- _Data supplied_
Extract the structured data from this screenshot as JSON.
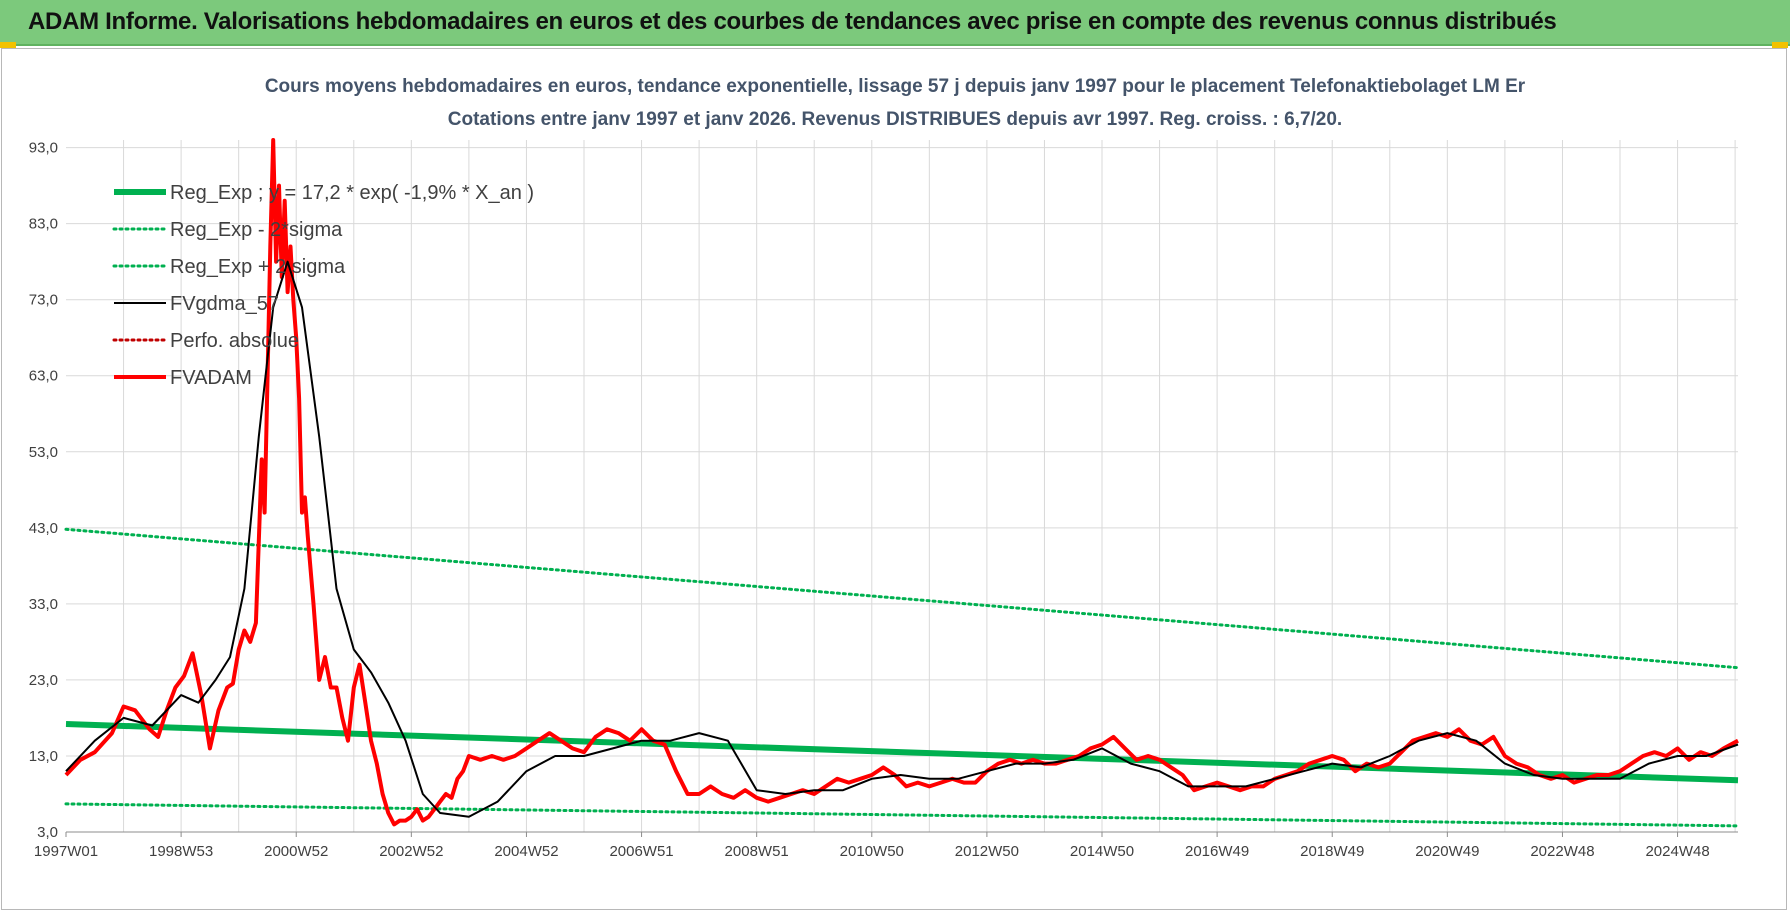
{
  "header": {
    "banner_title": "ADAM Informe. Valorisations hebdomadaires en euros et des courbes de tendances avec prise en compte des revenus connus distribués"
  },
  "colors": {
    "banner_bg": "#7cc97c",
    "reg_exp": "#00b050",
    "fvgdma": "#000000",
    "perfo": "#c00000",
    "fvadam": "#ff0000",
    "grid": "#d9d9d9"
  },
  "chart_data": {
    "type": "line",
    "title_lines": [
      "Cours moyens hebdomadaires en euros, tendance exponentielle, lissage 57 j depuis janv 1997  pour le placement Telefonaktiebolaget LM Er",
      "Cotations entre janv 1997 et janv 2026. Revenus DISTRIBUES depuis avr 1997. Reg. croiss. : 6,7/20."
    ],
    "x_range_years": [
      1997.0,
      2026.05
    ],
    "ylim": [
      3.0,
      94.0
    ],
    "y_ticks": [
      3.0,
      13.0,
      23.0,
      33.0,
      43.0,
      53.0,
      63.0,
      73.0,
      83.0,
      93.0
    ],
    "y_tick_labels": [
      "3,0",
      "13,0",
      "23,0",
      "33,0",
      "43,0",
      "53,0",
      "63,0",
      "73,0",
      "83,0",
      "93,0"
    ],
    "x_ticks": [
      {
        "label": "1997W01",
        "year": 1997.0
      },
      {
        "label": "1998W53",
        "year": 1999.0
      },
      {
        "label": "2000W52",
        "year": 2001.0
      },
      {
        "label": "2002W52",
        "year": 2003.0
      },
      {
        "label": "2004W52",
        "year": 2005.0
      },
      {
        "label": "2006W51",
        "year": 2007.0
      },
      {
        "label": "2008W51",
        "year": 2009.0
      },
      {
        "label": "2010W50",
        "year": 2011.0
      },
      {
        "label": "2012W50",
        "year": 2013.0
      },
      {
        "label": "2014W50",
        "year": 2015.0
      },
      {
        "label": "2016W49",
        "year": 2017.0
      },
      {
        "label": "2018W49",
        "year": 2019.0
      },
      {
        "label": "2020W49",
        "year": 2021.0
      },
      {
        "label": "2022W48",
        "year": 2023.0
      },
      {
        "label": "2024W48",
        "year": 2025.0
      }
    ],
    "grid": true,
    "legend_position": "top-left",
    "series": [
      {
        "name": "Reg_Exp ; y = 17,2 * exp( -1,9% *  X_an )",
        "style": "solid-thick",
        "color": "#00b050",
        "x": [
          1997.0,
          2026.05
        ],
        "y": [
          17.2,
          9.8
        ]
      },
      {
        "name": "Reg_Exp - 2*sigma",
        "style": "dotted",
        "color": "#00b050",
        "x": [
          1997.0,
          2026.05
        ],
        "y": [
          6.7,
          3.8
        ]
      },
      {
        "name": "Reg_Exp + 2 sigma",
        "style": "dotted",
        "color": "#00b050",
        "x": [
          1997.0,
          2026.05
        ],
        "y": [
          42.8,
          24.6
        ]
      },
      {
        "name": "FVgdma_57",
        "style": "solid-thin",
        "color": "#000000",
        "x": [
          1997.0,
          1997.5,
          1998.0,
          1998.5,
          1999.0,
          1999.3,
          1999.6,
          1999.85,
          2000.1,
          2000.35,
          2000.6,
          2000.85,
          2001.1,
          2001.4,
          2001.7,
          2002.0,
          2002.3,
          2002.6,
          2002.9,
          2003.2,
          2003.5,
          2004.0,
          2004.5,
          2005.0,
          2005.5,
          2006.0,
          2006.5,
          2007.0,
          2007.5,
          2008.0,
          2008.5,
          2009.0,
          2009.5,
          2010.0,
          2010.5,
          2011.0,
          2011.5,
          2012.0,
          2012.5,
          2013.0,
          2013.5,
          2014.0,
          2014.5,
          2015.0,
          2015.5,
          2016.0,
          2016.5,
          2017.0,
          2017.5,
          2018.0,
          2018.5,
          2019.0,
          2019.5,
          2020.0,
          2020.5,
          2021.0,
          2021.5,
          2022.0,
          2022.5,
          2023.0,
          2023.5,
          2024.0,
          2024.5,
          2025.0,
          2025.5,
          2026.05
        ],
        "y": [
          11.0,
          15.0,
          18.0,
          17.0,
          21.0,
          20.0,
          23.0,
          26.0,
          35.0,
          55.0,
          72.0,
          78.0,
          72.0,
          55.0,
          35.0,
          27.0,
          24.0,
          20.0,
          15.0,
          8.0,
          5.5,
          5.0,
          7.0,
          11.0,
          13.0,
          13.0,
          14.0,
          15.0,
          15.0,
          16.0,
          15.0,
          8.5,
          8.0,
          8.5,
          8.5,
          10.0,
          10.5,
          10.0,
          10.0,
          11.0,
          12.0,
          12.0,
          12.5,
          14.0,
          12.0,
          11.0,
          9.0,
          9.0,
          9.0,
          10.0,
          11.0,
          12.0,
          11.5,
          13.0,
          15.0,
          16.0,
          15.0,
          12.0,
          10.5,
          10.0,
          10.0,
          10.0,
          12.0,
          13.0,
          13.0,
          14.5
        ]
      },
      {
        "name": "Perfo. absolue",
        "style": "dotted",
        "color": "#c00000",
        "x": [],
        "y": []
      },
      {
        "name": "FVADAM",
        "style": "solid-thick",
        "color": "#ff0000",
        "x": [
          1997.0,
          1997.25,
          1997.5,
          1997.8,
          1998.0,
          1998.2,
          1998.45,
          1998.6,
          1998.75,
          1998.9,
          1999.05,
          1999.2,
          1999.35,
          1999.5,
          1999.65,
          1999.8,
          1999.9,
          2000.0,
          2000.1,
          2000.2,
          2000.3,
          2000.4,
          2000.45,
          2000.5,
          2000.55,
          2000.6,
          2000.65,
          2000.7,
          2000.75,
          2000.8,
          2000.85,
          2000.9,
          2000.95,
          2001.0,
          2001.05,
          2001.1,
          2001.15,
          2001.2,
          2001.3,
          2001.4,
          2001.5,
          2001.6,
          2001.7,
          2001.8,
          2001.9,
          2002.0,
          2002.1,
          2002.2,
          2002.3,
          2002.4,
          2002.5,
          2002.6,
          2002.7,
          2002.8,
          2002.9,
          2003.0,
          2003.1,
          2003.2,
          2003.3,
          2003.4,
          2003.5,
          2003.6,
          2003.7,
          2003.8,
          2003.9,
          2004.0,
          2004.2,
          2004.4,
          2004.6,
          2004.8,
          2005.0,
          2005.2,
          2005.4,
          2005.6,
          2005.8,
          2006.0,
          2006.2,
          2006.4,
          2006.6,
          2006.8,
          2007.0,
          2007.2,
          2007.4,
          2007.6,
          2007.8,
          2008.0,
          2008.2,
          2008.4,
          2008.6,
          2008.8,
          2009.0,
          2009.2,
          2009.4,
          2009.6,
          2009.8,
          2010.0,
          2010.2,
          2010.4,
          2010.6,
          2010.8,
          2011.0,
          2011.2,
          2011.4,
          2011.6,
          2011.8,
          2012.0,
          2012.2,
          2012.4,
          2012.6,
          2012.8,
          2013.0,
          2013.2,
          2013.4,
          2013.6,
          2013.8,
          2014.0,
          2014.2,
          2014.4,
          2014.6,
          2014.8,
          2015.0,
          2015.2,
          2015.4,
          2015.6,
          2015.8,
          2016.0,
          2016.2,
          2016.4,
          2016.6,
          2016.8,
          2017.0,
          2017.2,
          2017.4,
          2017.6,
          2017.8,
          2018.0,
          2018.2,
          2018.4,
          2018.6,
          2018.8,
          2019.0,
          2019.2,
          2019.4,
          2019.6,
          2019.8,
          2020.0,
          2020.2,
          2020.4,
          2020.6,
          2020.8,
          2021.0,
          2021.2,
          2021.4,
          2021.6,
          2021.8,
          2022.0,
          2022.2,
          2022.4,
          2022.6,
          2022.8,
          2023.0,
          2023.2,
          2023.4,
          2023.6,
          2023.8,
          2024.0,
          2024.2,
          2024.4,
          2024.6,
          2024.8,
          2025.0,
          2025.2,
          2025.4,
          2025.6,
          2025.8,
          2026.05
        ],
        "y": [
          10.5,
          12.5,
          13.5,
          16.0,
          19.5,
          19.0,
          16.5,
          15.5,
          19.0,
          22.0,
          23.5,
          26.5,
          21.0,
          14.0,
          19.0,
          22.0,
          22.5,
          27.0,
          29.5,
          28.0,
          30.5,
          52.0,
          45.0,
          62.0,
          80.0,
          94.0,
          78.0,
          88.0,
          76.0,
          86.0,
          74.0,
          80.0,
          73.0,
          68.0,
          60.0,
          45.0,
          47.0,
          42.0,
          33.0,
          23.0,
          26.0,
          22.0,
          22.0,
          18.0,
          15.0,
          22.0,
          25.0,
          20.0,
          15.0,
          12.0,
          8.0,
          5.5,
          4.0,
          4.5,
          4.5,
          5.0,
          6.0,
          4.5,
          5.0,
          6.0,
          7.0,
          8.0,
          7.5,
          10.0,
          11.0,
          13.0,
          12.5,
          13.0,
          12.5,
          13.0,
          14.0,
          15.0,
          16.0,
          15.0,
          14.0,
          13.5,
          15.5,
          16.5,
          16.0,
          15.0,
          16.5,
          15.0,
          14.5,
          11.0,
          8.0,
          8.0,
          9.0,
          8.0,
          7.5,
          8.5,
          7.5,
          7.0,
          7.5,
          8.0,
          8.5,
          8.0,
          9.0,
          10.0,
          9.5,
          10.0,
          10.5,
          11.5,
          10.5,
          9.0,
          9.5,
          9.0,
          9.5,
          10.0,
          9.5,
          9.5,
          11.0,
          12.0,
          12.5,
          12.0,
          12.5,
          12.0,
          12.0,
          12.5,
          13.0,
          14.0,
          14.5,
          15.5,
          14.0,
          12.5,
          13.0,
          12.5,
          11.5,
          10.5,
          8.5,
          9.0,
          9.5,
          9.0,
          8.5,
          9.0,
          9.0,
          10.0,
          10.5,
          11.0,
          12.0,
          12.5,
          13.0,
          12.5,
          11.0,
          12.0,
          11.5,
          12.0,
          13.5,
          15.0,
          15.5,
          16.0,
          15.5,
          16.5,
          15.0,
          14.5,
          15.5,
          13.0,
          12.0,
          11.5,
          10.5,
          10.0,
          10.5,
          9.5,
          10.0,
          10.5,
          10.5,
          11.0,
          12.0,
          13.0,
          13.5,
          13.0,
          14.0,
          12.5,
          13.5,
          13.0,
          14.0,
          15.0
        ]
      }
    ]
  }
}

- _Short task_
Filter the entries down to the lines containing "sigma". Copy each of those lines.

- _Written solution_
        "name": "Reg_Exp - 2*sigma",
        "name": "Reg_Exp + 2 sigma",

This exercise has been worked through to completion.